• DATASET RECORDS
......

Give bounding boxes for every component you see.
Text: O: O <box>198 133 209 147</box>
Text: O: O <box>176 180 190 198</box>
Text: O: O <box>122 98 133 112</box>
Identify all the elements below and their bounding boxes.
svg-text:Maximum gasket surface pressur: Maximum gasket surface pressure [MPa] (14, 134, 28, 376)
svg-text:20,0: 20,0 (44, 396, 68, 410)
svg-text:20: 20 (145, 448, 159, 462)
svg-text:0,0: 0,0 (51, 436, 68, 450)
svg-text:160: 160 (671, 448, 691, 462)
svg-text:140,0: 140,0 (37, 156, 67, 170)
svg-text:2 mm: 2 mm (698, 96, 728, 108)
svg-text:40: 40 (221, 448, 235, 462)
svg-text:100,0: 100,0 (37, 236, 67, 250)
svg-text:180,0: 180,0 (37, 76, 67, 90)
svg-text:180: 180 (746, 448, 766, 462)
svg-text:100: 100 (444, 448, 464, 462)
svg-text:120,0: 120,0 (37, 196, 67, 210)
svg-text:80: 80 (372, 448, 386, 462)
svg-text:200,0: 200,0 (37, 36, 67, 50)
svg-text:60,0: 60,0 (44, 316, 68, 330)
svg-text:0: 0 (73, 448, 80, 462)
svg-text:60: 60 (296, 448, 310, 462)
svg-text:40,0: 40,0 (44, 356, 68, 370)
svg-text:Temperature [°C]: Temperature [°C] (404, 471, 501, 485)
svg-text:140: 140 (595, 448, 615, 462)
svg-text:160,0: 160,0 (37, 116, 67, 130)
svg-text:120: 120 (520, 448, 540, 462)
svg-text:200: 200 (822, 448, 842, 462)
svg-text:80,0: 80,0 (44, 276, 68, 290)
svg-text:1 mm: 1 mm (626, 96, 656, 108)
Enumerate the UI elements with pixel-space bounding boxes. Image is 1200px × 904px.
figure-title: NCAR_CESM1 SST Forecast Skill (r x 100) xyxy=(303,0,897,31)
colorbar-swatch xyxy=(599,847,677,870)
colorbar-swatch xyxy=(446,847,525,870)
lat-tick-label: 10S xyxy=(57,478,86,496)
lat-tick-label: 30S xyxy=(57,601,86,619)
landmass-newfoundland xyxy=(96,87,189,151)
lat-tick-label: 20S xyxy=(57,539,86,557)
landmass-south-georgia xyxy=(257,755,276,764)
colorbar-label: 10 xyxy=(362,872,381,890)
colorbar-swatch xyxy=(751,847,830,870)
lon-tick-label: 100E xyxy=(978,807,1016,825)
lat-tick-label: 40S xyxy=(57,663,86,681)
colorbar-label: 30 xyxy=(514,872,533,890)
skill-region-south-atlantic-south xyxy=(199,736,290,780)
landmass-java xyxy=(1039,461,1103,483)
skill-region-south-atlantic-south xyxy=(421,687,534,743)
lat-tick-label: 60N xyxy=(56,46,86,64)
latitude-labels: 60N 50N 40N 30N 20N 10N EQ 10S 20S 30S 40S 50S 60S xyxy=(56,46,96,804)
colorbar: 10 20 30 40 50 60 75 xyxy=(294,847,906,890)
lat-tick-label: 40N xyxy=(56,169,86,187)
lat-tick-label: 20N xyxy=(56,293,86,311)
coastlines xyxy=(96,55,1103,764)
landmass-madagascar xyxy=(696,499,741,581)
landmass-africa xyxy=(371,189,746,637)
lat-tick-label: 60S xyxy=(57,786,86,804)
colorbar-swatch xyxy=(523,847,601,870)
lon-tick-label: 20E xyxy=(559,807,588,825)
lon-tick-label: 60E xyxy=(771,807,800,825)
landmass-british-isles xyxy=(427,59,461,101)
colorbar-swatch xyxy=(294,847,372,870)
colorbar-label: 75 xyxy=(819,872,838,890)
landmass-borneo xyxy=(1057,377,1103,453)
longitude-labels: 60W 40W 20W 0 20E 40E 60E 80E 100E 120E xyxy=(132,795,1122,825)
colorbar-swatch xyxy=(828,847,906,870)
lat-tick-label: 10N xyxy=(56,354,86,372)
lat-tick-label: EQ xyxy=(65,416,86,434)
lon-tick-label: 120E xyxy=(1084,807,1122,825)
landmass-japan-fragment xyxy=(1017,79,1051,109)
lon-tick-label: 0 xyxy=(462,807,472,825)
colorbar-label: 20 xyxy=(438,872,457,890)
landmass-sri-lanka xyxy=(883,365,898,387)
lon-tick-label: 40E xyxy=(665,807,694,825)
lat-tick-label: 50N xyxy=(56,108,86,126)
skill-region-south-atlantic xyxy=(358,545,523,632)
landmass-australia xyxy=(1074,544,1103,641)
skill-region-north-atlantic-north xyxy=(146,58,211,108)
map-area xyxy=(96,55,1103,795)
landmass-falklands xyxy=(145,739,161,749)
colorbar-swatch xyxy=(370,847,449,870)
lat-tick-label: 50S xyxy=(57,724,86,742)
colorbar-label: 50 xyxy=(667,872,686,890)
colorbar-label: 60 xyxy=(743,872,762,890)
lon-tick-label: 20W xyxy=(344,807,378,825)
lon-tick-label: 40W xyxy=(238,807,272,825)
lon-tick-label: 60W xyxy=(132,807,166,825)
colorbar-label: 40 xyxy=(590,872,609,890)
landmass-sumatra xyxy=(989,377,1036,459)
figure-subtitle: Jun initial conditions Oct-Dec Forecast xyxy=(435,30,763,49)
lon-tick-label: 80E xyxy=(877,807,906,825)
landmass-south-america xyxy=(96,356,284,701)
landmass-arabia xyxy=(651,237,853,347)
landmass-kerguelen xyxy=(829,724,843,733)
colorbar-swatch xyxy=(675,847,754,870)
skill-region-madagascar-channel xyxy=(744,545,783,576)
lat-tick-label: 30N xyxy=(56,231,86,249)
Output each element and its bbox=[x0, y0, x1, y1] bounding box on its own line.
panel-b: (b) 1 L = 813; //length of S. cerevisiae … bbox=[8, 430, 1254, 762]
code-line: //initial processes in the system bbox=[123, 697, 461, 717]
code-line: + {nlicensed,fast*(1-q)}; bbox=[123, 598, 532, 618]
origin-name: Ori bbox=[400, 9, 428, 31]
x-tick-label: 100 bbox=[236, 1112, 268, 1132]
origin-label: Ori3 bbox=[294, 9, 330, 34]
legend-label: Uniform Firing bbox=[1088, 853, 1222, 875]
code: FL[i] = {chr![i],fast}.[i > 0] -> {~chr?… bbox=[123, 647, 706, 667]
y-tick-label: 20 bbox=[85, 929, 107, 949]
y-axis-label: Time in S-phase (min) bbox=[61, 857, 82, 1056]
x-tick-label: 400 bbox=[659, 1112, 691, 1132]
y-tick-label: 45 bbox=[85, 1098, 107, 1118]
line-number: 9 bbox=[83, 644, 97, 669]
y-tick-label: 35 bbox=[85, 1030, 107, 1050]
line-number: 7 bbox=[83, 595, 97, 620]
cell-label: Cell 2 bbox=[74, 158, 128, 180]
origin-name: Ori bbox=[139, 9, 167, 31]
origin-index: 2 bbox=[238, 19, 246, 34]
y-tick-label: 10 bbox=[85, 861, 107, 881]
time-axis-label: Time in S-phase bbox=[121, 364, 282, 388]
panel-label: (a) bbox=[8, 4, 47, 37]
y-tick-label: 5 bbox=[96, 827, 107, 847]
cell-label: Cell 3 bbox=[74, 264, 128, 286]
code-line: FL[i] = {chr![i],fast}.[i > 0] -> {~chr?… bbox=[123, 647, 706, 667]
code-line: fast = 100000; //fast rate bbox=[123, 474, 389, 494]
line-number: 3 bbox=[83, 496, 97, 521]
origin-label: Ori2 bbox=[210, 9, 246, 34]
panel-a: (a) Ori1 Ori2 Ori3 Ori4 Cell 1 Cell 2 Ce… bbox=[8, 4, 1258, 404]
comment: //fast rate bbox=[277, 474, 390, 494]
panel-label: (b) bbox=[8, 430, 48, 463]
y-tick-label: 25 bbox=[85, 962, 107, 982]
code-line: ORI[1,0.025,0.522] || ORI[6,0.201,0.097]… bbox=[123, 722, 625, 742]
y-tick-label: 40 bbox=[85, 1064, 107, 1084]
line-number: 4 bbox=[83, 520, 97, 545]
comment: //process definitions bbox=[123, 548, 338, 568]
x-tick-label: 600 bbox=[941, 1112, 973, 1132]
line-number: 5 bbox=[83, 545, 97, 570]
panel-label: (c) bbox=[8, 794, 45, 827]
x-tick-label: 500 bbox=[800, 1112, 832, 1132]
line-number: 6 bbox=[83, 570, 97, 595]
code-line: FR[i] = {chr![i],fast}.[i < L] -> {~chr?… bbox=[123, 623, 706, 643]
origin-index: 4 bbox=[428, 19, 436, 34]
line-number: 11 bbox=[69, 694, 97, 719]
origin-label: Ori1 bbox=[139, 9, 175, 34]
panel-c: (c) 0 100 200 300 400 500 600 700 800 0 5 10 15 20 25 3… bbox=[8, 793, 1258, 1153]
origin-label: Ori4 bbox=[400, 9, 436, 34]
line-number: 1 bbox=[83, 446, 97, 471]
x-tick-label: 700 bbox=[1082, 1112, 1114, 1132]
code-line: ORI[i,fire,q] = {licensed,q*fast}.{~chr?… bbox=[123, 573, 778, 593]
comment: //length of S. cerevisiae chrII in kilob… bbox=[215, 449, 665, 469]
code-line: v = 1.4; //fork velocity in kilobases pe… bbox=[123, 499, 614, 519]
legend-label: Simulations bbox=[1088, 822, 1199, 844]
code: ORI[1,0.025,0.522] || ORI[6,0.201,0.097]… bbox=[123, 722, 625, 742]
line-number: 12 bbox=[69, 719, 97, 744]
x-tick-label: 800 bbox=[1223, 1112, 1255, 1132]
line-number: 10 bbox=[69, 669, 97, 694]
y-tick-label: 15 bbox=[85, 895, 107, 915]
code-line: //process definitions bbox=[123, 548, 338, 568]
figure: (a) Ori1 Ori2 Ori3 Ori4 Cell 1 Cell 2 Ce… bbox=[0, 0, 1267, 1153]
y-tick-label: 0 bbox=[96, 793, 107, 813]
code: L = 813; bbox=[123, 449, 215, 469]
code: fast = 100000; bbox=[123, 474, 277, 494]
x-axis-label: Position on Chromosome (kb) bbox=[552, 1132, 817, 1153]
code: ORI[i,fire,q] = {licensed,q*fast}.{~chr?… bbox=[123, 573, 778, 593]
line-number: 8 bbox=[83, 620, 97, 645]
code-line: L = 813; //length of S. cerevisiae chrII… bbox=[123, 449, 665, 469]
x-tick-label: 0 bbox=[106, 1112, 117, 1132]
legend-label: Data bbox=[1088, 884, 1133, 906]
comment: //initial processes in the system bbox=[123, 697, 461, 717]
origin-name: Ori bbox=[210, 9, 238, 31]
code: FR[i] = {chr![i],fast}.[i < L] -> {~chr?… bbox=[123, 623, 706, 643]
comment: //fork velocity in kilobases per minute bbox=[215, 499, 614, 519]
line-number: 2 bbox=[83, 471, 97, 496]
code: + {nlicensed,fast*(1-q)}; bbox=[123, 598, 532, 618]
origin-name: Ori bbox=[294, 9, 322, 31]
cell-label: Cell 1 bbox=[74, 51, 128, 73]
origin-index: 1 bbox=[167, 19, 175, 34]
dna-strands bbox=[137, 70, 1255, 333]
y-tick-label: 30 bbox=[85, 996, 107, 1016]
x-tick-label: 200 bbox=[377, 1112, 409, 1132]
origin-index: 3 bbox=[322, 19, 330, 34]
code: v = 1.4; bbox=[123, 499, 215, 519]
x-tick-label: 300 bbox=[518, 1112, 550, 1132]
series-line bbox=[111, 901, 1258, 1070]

......

• WHAT THE EXERCISE ASKS
Retype the records verbatim, starting at the first line and ending at the line containing "colorbar-swatch xyxy=(599,847,677,870)", with both ends included.

• TASK ANSWER
Give bounding boxes for every component you see.
Text: O: O <box>198 133 209 147</box>
Text: O: O <box>176 180 190 198</box>
Text: O: O <box>122 98 133 112</box>
Identify all the elements below and their bounding boxes.
svg-text:Maximum gasket surface pressur: Maximum gasket surface pressure [MPa] (14, 134, 28, 376)
svg-text:20,0: 20,0 (44, 396, 68, 410)
svg-text:20: 20 (145, 448, 159, 462)
svg-text:0,0: 0,0 (51, 436, 68, 450)
svg-text:160: 160 (671, 448, 691, 462)
svg-text:140,0: 140,0 (37, 156, 67, 170)
svg-text:2 mm: 2 mm (698, 96, 728, 108)
svg-text:40: 40 (221, 448, 235, 462)
svg-text:100,0: 100,0 (37, 236, 67, 250)
svg-text:180,0: 180,0 (37, 76, 67, 90)
svg-text:180: 180 (746, 448, 766, 462)
svg-text:100: 100 (444, 448, 464, 462)
svg-text:120,0: 120,0 (37, 196, 67, 210)
svg-text:80: 80 (372, 448, 386, 462)
svg-text:200,0: 200,0 (37, 36, 67, 50)
svg-text:60,0: 60,0 (44, 316, 68, 330)
svg-text:0: 0 (73, 448, 80, 462)
svg-text:60: 60 (296, 448, 310, 462)
svg-text:40,0: 40,0 (44, 356, 68, 370)
svg-text:Temperature [°C]: Temperature [°C] (404, 471, 501, 485)
svg-text:140: 140 (595, 448, 615, 462)
svg-text:160,0: 160,0 (37, 116, 67, 130)
svg-text:120: 120 (520, 448, 540, 462)
svg-text:200: 200 (822, 448, 842, 462)
svg-text:80,0: 80,0 (44, 276, 68, 290)
svg-text:1 mm: 1 mm (626, 96, 656, 108)
Enumerate the UI elements with pixel-space bounding boxes. Image is 1200px × 904px.
figure-title: NCAR_CESM1 SST Forecast Skill (r x 100) xyxy=(303,0,897,31)
colorbar-swatch xyxy=(599,847,677,870)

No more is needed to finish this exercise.